◆ **What you need to do**: Your reply should be a single number: how many lines contain the string "Administrator".

(Dataset items)

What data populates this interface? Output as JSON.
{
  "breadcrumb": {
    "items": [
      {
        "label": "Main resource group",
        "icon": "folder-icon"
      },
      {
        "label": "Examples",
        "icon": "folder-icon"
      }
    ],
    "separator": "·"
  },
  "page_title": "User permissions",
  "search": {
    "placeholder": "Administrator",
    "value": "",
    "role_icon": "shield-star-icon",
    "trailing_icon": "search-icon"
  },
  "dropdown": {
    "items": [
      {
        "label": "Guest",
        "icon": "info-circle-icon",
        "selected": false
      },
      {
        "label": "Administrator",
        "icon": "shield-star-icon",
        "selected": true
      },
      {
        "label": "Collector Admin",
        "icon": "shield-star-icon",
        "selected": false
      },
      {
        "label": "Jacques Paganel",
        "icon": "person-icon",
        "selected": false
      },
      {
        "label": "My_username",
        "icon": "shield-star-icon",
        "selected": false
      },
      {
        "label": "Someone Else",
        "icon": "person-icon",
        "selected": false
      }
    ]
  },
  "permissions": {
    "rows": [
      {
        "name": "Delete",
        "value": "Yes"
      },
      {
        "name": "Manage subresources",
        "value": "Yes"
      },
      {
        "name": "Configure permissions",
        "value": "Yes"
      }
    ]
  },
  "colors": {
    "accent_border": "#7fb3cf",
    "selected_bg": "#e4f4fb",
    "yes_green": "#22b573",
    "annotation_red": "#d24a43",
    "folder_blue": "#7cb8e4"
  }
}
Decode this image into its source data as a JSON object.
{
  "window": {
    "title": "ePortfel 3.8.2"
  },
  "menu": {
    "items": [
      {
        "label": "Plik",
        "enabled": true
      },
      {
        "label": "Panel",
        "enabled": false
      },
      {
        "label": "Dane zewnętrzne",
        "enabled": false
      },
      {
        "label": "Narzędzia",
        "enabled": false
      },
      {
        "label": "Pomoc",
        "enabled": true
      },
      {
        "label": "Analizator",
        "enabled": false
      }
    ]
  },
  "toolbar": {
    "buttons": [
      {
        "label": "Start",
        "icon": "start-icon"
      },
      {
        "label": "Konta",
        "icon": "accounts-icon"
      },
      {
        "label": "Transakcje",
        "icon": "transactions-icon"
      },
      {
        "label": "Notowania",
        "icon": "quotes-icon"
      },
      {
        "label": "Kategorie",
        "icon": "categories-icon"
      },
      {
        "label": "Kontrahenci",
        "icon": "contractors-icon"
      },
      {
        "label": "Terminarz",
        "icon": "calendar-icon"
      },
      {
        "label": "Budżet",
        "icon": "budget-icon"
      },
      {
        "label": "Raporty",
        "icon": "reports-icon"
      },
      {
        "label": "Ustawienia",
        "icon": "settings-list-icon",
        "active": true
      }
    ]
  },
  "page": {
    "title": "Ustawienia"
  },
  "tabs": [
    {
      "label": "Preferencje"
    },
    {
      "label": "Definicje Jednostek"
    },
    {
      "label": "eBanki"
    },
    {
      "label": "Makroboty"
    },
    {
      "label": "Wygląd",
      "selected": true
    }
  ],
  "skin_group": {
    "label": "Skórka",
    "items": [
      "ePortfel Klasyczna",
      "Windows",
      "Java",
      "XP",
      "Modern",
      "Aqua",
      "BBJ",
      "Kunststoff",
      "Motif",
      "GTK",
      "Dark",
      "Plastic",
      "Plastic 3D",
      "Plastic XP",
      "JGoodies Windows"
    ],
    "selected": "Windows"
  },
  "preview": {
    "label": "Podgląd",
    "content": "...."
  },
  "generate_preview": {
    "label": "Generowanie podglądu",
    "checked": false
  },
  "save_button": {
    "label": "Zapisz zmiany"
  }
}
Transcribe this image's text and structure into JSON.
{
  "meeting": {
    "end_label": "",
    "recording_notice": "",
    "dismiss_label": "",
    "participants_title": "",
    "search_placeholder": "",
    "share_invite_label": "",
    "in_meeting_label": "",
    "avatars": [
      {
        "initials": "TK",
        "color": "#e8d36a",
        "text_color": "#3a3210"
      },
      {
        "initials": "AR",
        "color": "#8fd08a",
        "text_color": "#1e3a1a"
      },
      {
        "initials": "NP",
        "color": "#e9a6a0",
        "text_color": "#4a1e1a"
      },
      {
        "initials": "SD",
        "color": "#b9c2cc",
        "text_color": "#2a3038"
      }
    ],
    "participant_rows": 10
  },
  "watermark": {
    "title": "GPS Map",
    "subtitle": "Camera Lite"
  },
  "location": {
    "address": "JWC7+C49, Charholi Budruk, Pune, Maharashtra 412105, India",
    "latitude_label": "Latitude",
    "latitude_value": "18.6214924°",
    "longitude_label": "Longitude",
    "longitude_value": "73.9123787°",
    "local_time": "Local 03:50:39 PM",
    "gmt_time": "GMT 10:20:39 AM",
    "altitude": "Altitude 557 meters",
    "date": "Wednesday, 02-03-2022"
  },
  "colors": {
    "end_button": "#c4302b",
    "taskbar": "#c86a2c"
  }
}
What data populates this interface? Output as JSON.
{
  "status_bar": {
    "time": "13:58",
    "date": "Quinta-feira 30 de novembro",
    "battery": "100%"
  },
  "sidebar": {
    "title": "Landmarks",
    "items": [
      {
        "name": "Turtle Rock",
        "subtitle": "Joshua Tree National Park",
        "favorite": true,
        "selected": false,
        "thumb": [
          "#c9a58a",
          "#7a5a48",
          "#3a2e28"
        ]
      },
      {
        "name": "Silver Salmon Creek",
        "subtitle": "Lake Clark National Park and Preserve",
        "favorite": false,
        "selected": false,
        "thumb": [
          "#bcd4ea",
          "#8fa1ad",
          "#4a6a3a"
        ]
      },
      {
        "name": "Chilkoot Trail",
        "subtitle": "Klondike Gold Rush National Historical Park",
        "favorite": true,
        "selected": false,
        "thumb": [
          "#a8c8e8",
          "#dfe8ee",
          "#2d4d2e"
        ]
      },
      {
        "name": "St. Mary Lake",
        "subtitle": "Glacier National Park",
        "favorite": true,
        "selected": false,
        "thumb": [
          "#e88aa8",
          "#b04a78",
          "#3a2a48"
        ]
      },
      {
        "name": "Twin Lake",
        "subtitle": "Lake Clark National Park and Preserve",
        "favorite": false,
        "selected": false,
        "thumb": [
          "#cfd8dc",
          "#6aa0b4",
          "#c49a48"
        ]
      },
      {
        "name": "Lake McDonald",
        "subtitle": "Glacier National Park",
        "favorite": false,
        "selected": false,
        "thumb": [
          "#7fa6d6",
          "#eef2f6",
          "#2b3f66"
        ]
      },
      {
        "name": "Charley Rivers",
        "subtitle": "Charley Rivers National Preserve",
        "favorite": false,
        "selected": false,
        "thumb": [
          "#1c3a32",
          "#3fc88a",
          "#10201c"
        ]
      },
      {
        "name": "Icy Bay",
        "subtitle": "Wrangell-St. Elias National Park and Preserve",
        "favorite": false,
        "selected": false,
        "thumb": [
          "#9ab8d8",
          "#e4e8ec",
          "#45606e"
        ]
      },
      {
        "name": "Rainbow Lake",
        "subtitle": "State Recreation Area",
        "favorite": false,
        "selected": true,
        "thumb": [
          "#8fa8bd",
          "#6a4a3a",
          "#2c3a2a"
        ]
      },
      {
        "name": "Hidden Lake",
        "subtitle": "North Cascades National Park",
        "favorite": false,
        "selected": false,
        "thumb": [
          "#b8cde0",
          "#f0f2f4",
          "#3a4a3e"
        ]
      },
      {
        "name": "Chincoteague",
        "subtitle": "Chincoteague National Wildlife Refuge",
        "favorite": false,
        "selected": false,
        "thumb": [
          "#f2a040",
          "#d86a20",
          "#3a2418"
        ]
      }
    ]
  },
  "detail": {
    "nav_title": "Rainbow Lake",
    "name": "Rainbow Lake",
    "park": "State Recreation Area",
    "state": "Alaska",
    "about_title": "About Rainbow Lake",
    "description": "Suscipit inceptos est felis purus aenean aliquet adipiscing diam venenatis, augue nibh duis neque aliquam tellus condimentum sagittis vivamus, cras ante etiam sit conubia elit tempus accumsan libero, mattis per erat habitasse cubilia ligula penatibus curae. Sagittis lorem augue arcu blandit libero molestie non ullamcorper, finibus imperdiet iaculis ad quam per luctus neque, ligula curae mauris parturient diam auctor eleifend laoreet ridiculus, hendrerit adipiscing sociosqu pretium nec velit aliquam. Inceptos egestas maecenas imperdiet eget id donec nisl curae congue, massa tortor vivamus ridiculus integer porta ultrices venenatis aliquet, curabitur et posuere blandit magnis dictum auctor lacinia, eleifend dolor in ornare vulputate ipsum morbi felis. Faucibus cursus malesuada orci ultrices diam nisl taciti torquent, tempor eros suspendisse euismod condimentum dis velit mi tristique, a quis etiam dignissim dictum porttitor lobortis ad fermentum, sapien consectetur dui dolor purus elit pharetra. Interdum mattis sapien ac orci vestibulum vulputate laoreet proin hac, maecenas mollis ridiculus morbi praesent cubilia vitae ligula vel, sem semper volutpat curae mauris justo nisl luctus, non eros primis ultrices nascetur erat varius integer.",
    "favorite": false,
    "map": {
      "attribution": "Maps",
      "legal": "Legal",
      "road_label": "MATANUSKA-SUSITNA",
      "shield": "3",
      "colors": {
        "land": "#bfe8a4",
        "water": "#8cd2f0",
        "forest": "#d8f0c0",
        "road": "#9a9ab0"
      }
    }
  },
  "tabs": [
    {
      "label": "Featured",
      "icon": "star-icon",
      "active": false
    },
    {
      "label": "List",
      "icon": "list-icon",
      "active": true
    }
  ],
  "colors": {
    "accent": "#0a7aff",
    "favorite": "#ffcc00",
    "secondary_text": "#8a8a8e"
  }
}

◆ **Finished exercise**: 2